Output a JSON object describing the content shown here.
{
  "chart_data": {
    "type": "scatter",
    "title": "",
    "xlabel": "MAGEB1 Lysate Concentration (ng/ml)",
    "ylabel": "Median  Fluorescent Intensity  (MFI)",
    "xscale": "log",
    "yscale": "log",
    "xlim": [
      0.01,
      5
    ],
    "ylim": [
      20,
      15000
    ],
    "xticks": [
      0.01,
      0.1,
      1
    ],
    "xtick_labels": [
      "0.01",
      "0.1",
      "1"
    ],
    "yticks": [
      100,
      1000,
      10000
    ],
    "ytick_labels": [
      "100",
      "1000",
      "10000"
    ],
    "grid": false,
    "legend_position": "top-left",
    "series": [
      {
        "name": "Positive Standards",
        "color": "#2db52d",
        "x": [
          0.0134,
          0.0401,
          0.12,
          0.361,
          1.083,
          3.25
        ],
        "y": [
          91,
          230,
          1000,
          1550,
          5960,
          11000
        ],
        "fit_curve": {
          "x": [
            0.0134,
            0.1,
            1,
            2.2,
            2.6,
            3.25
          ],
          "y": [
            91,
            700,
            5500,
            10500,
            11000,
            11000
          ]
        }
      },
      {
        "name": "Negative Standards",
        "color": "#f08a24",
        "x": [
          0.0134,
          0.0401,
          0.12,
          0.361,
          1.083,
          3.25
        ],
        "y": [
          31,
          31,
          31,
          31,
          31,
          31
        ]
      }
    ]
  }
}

## WHAT YOU NEED TO DO
Look for lines containing the string "Standards" and copy them all.

## EXERCISE RESULT
        "name": "Positive Standards",
        "name": "Negative Standards",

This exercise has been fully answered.